• **Exercise task**: Repeat the data that follows, word for word, without the images.

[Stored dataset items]

....................

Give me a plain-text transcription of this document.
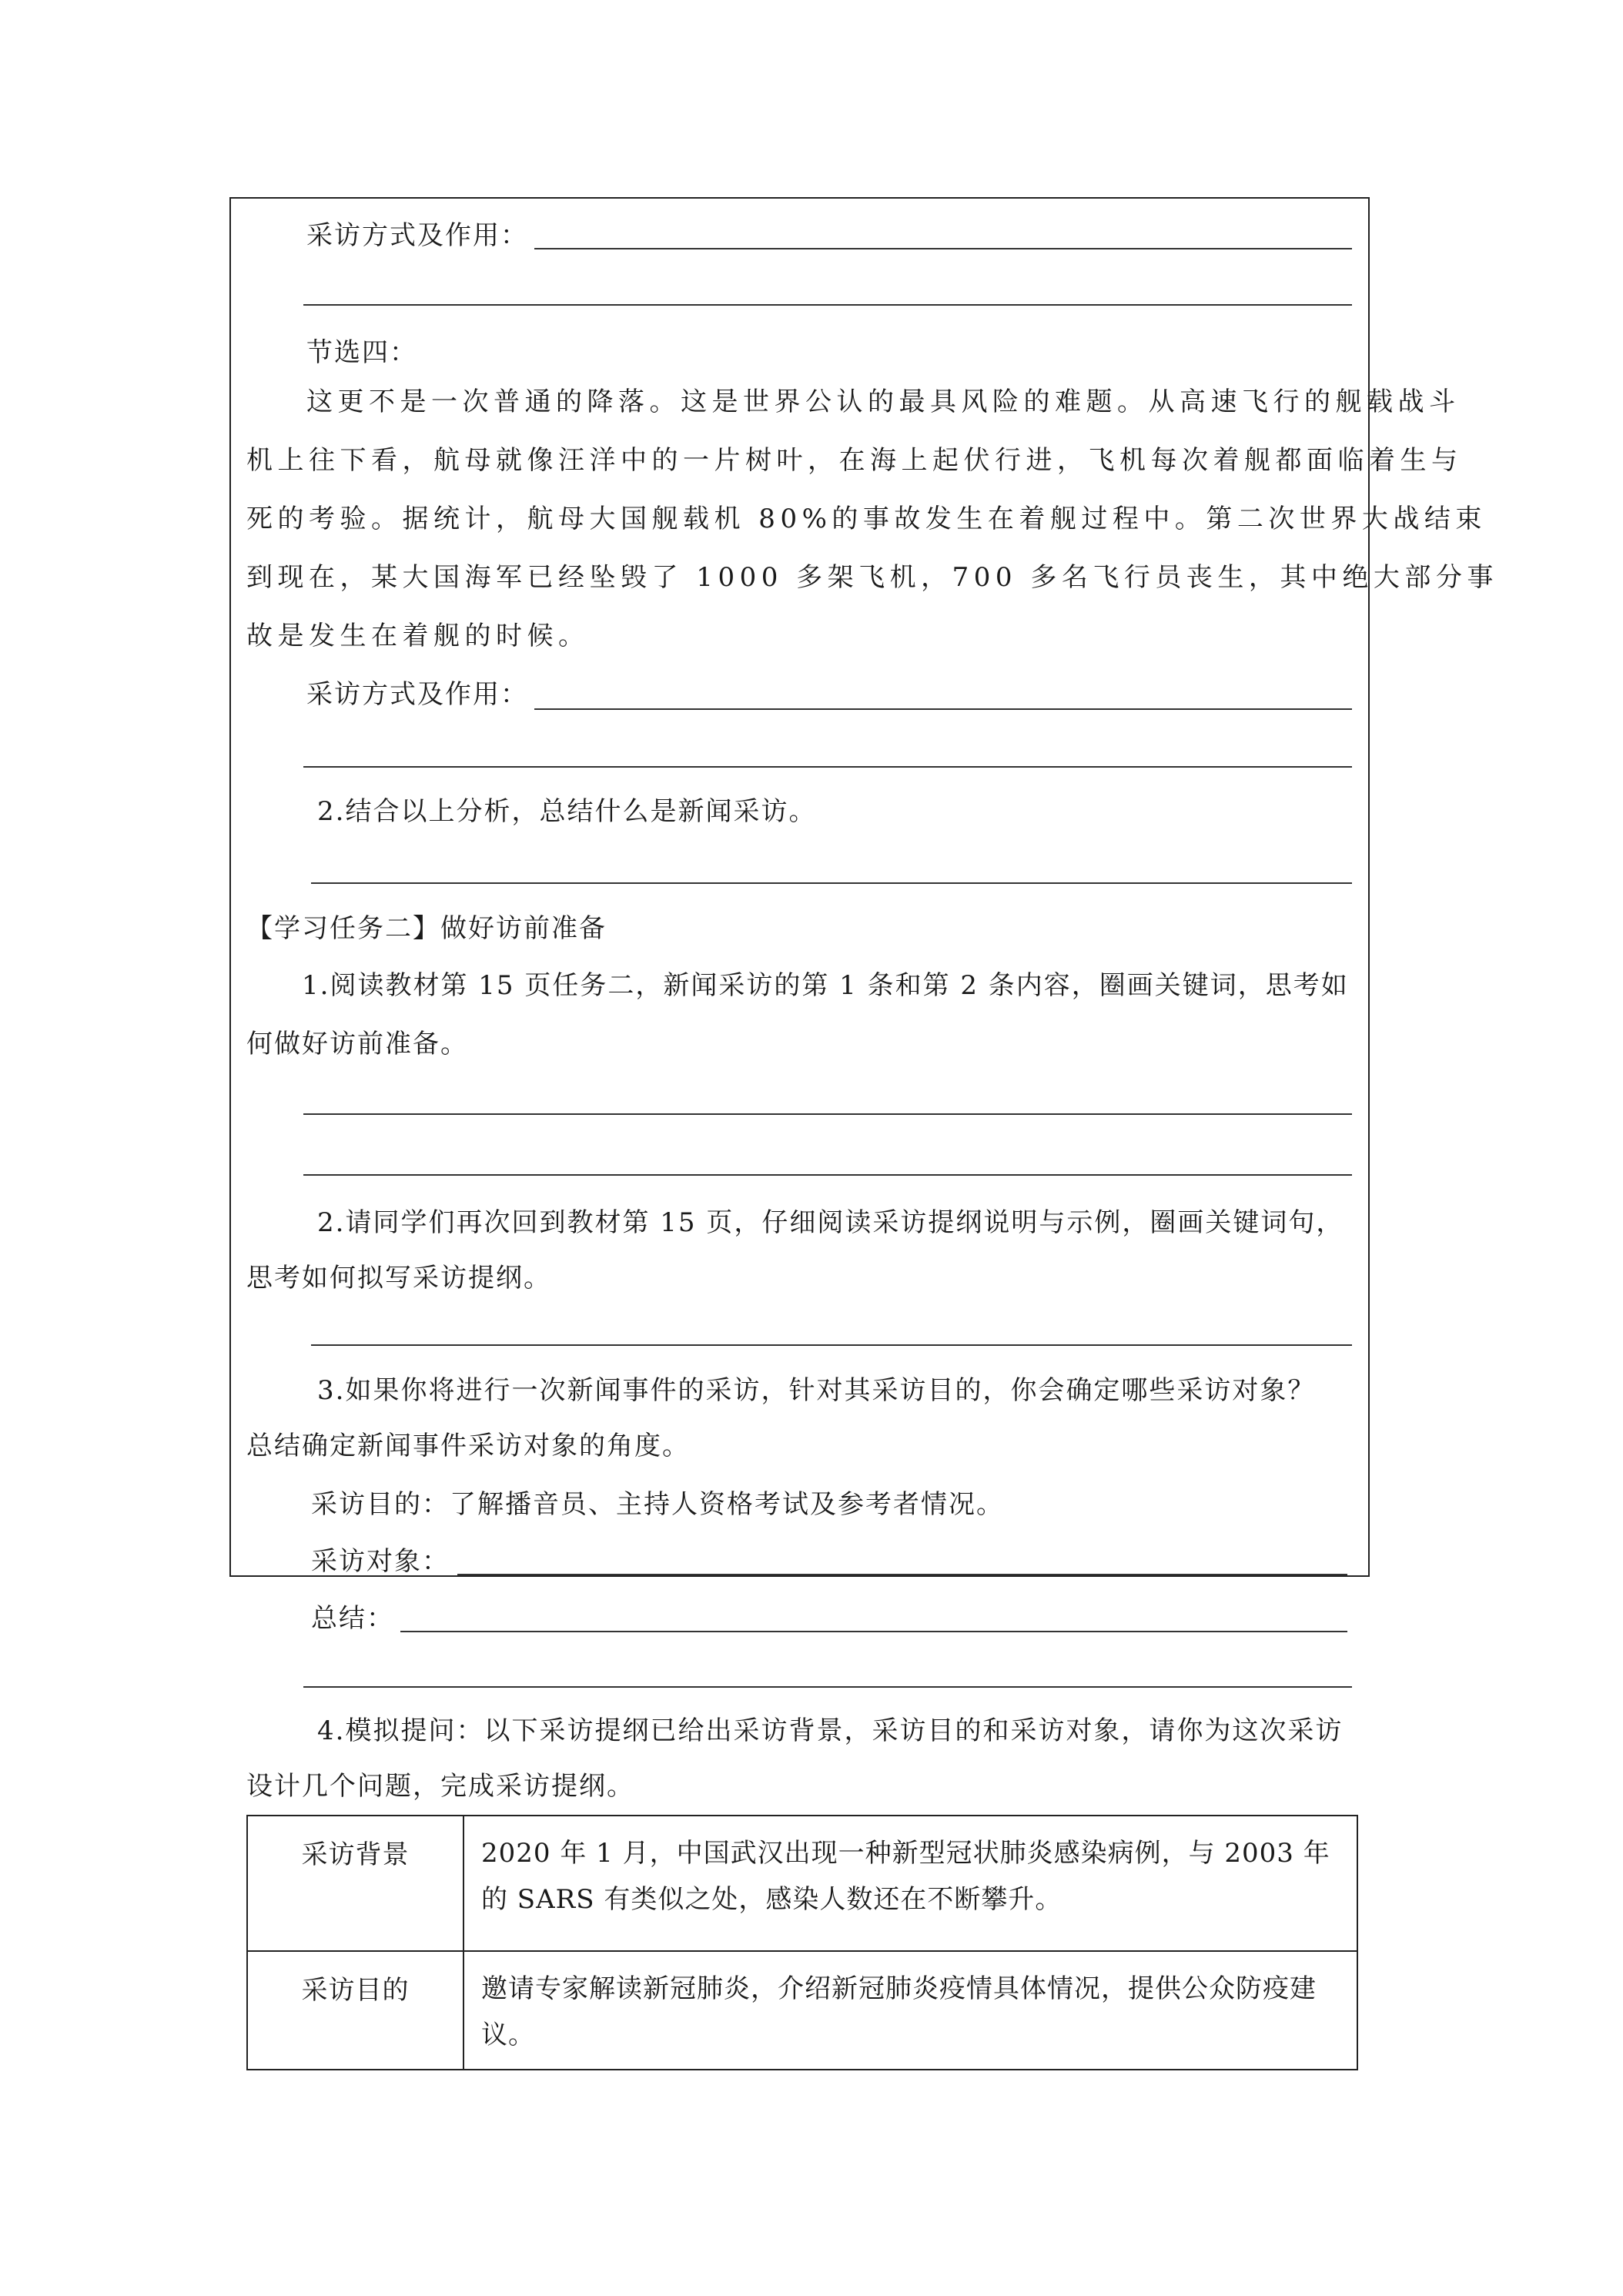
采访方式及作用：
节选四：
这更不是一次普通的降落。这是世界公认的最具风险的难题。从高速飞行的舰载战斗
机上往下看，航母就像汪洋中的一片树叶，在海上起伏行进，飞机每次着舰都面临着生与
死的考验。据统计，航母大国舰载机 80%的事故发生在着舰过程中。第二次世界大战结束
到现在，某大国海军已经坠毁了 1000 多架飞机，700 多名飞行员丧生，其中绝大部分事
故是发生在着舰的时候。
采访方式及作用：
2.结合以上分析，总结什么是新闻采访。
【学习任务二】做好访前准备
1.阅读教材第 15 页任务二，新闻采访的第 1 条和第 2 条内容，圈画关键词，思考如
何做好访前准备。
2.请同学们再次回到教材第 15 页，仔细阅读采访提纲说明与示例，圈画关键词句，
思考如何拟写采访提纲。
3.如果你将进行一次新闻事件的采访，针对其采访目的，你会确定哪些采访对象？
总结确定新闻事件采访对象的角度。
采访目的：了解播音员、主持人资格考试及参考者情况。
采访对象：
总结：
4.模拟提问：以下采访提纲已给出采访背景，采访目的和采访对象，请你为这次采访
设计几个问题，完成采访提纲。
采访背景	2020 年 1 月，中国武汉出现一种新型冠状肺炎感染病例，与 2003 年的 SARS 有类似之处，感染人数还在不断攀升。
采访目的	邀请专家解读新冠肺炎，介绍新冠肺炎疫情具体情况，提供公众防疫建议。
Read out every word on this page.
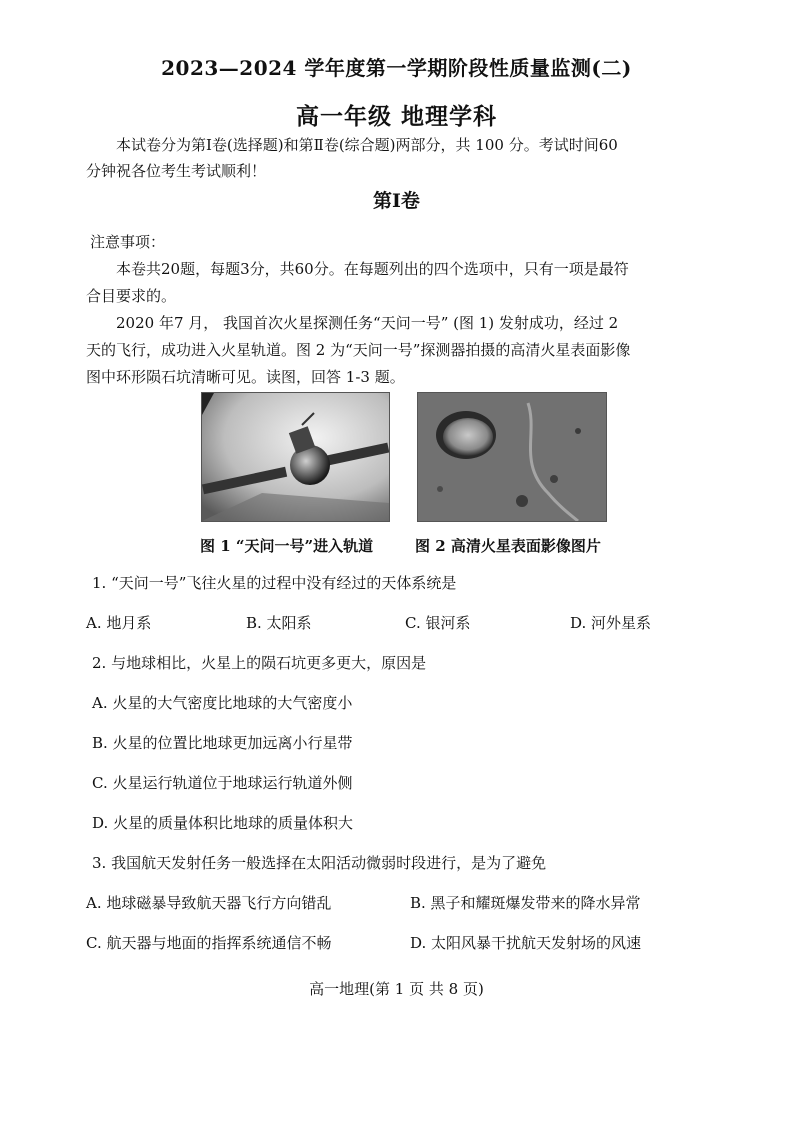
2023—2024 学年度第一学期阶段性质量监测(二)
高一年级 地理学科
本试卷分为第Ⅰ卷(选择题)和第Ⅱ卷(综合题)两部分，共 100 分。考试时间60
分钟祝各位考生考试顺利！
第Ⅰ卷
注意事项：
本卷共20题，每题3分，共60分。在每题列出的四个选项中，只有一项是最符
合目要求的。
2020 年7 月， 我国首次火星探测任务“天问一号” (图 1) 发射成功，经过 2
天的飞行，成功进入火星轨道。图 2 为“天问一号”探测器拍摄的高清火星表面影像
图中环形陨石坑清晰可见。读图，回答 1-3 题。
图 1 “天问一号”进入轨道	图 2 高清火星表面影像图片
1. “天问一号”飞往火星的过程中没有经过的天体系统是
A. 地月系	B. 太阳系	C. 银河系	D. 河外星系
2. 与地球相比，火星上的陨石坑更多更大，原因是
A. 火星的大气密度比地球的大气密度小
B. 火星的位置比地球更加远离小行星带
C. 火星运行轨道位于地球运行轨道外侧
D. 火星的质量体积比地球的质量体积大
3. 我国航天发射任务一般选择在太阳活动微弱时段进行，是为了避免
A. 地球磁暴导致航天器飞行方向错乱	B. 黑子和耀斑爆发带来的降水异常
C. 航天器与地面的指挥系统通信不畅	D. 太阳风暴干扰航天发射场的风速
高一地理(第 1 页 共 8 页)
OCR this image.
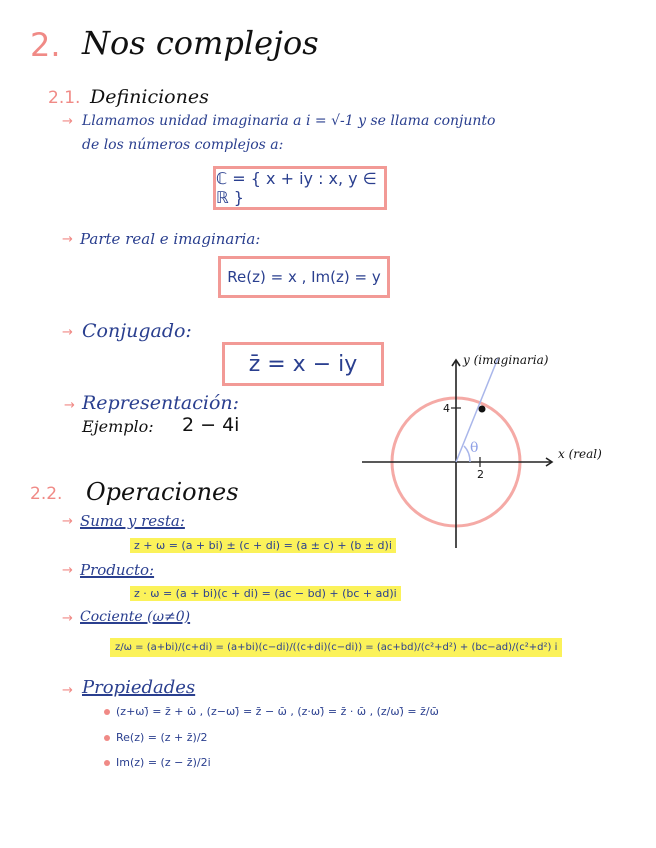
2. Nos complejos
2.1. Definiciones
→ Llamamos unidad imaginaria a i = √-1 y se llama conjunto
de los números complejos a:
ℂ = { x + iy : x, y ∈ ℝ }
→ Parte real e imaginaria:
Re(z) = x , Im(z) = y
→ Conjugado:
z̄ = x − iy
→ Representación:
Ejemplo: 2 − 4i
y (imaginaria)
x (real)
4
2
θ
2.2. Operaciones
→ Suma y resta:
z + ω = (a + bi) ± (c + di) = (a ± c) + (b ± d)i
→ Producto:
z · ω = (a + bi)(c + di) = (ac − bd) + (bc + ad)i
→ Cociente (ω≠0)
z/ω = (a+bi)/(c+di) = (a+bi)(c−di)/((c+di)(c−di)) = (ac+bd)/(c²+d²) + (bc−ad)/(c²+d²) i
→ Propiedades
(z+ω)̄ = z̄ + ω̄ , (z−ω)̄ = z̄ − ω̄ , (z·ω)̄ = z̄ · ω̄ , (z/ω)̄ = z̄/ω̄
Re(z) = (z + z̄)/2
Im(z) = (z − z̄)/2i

....................

• **The response**:
Give me a plain-text transcription of this document.
采访方式及作用：
节选四：
这更不是一次普通的降落。这是世界公认的最具风险的难题。从高速飞行的舰载战斗
机上往下看，航母就像汪洋中的一片树叶，在海上起伏行进，飞机每次着舰都面临着生与
死的考验。据统计，航母大国舰载机 80%的事故发生在着舰过程中。第二次世界大战结束
到现在，某大国海军已经坠毁了 1000 多架飞机，700 多名飞行员丧生，其中绝大部分事
故是发生在着舰的时候。
采访方式及作用：
2.结合以上分析，总结什么是新闻采访。
【学习任务二】做好访前准备
1.阅读教材第 15 页任务二，新闻采访的第 1 条和第 2 条内容，圈画关键词，思考如
何做好访前准备。
2.请同学们再次回到教材第 15 页，仔细阅读采访提纲说明与示例，圈画关键词句，
思考如何拟写采访提纲。
3.如果你将进行一次新闻事件的采访，针对其采访目的，你会确定哪些采访对象？
总结确定新闻事件采访对象的角度。
采访目的：了解播音员、主持人资格考试及参考者情况。
采访对象：
总结：
4.模拟提问：以下采访提纲已给出采访背景，采访目的和采访对象，请你为这次采访
设计几个问题，完成采访提纲。
采访背景	2020 年 1 月，中国武汉出现一种新型冠状肺炎感染病例，与 2003 年的 SARS 有类似之处，感染人数还在不断攀升。
采访目的	邀请专家解读新冠肺炎，介绍新冠肺炎疫情具体情况，提供公众防疫建议。
Read out every word on this page.
2023—2024 学年度第一学期阶段性质量监测(二)
高一年级 地理学科
本试卷分为第Ⅰ卷(选择题)和第Ⅱ卷(综合题)两部分，共 100 分。考试时间60
分钟祝各位考生考试顺利！
第Ⅰ卷
注意事项：
本卷共20题，每题3分，共60分。在每题列出的四个选项中，只有一项是最符
合目要求的。
2020 年7 月， 我国首次火星探测任务“天问一号” (图 1) 发射成功，经过 2
天的飞行，成功进入火星轨道。图 2 为“天问一号”探测器拍摄的高清火星表面影像
图中环形陨石坑清晰可见。读图，回答 1-3 题。
图 1 “天问一号”进入轨道	图 2 高清火星表面影像图片
1. “天问一号”飞往火星的过程中没有经过的天体系统是
A. 地月系	B. 太阳系	C. 银河系	D. 河外星系
2. 与地球相比，火星上的陨石坑更多更大，原因是
A. 火星的大气密度比地球的大气密度小
B. 火星的位置比地球更加远离小行星带
C. 火星运行轨道位于地球运行轨道外侧
D. 火星的质量体积比地球的质量体积大
3. 我国航天发射任务一般选择在太阳活动微弱时段进行，是为了避免
A. 地球磁暴导致航天器飞行方向错乱	B. 黑子和耀斑爆发带来的降水异常
C. 航天器与地面的指挥系统通信不畅	D. 太阳风暴干扰航天发射场的风速
高一地理(第 1 页 共 8 页)
OCR this image.
2. Nos complejos
2.1. Definiciones
→ Llamamos unidad imaginaria a i = √-1 y se llama conjunto
de los números complejos a:
ℂ = { x + iy : x, y ∈ ℝ }
→ Parte real e imaginaria:
Re(z) = x , Im(z) = y
→ Conjugado:
z̄ = x − iy
→ Representación:
Ejemplo: 2 − 4i
y (imaginaria)
x (real)
4
2
θ
2.2. Operaciones
→ Suma y resta:
z + ω = (a + bi) ± (c + di) = (a ± c) + (b ± d)i
→ Producto:
z · ω = (a + bi)(c + di) = (ac − bd) + (bc + ad)i
→ Cociente (ω≠0)
z/ω = (a+bi)/(c+di) = (a+bi)(c−di)/((c+di)(c−di)) = (ac+bd)/(c²+d²) + (bc−ad)/(c²+d²) i
→ Propiedades
(z+ω)̄ = z̄ + ω̄ , (z−ω)̄ = z̄ − ω̄ , (z·ω)̄ = z̄ · ω̄ , (z/ω)̄ = z̄/ω̄
Re(z) = (z + z̄)/2
Im(z) = (z − z̄)/2i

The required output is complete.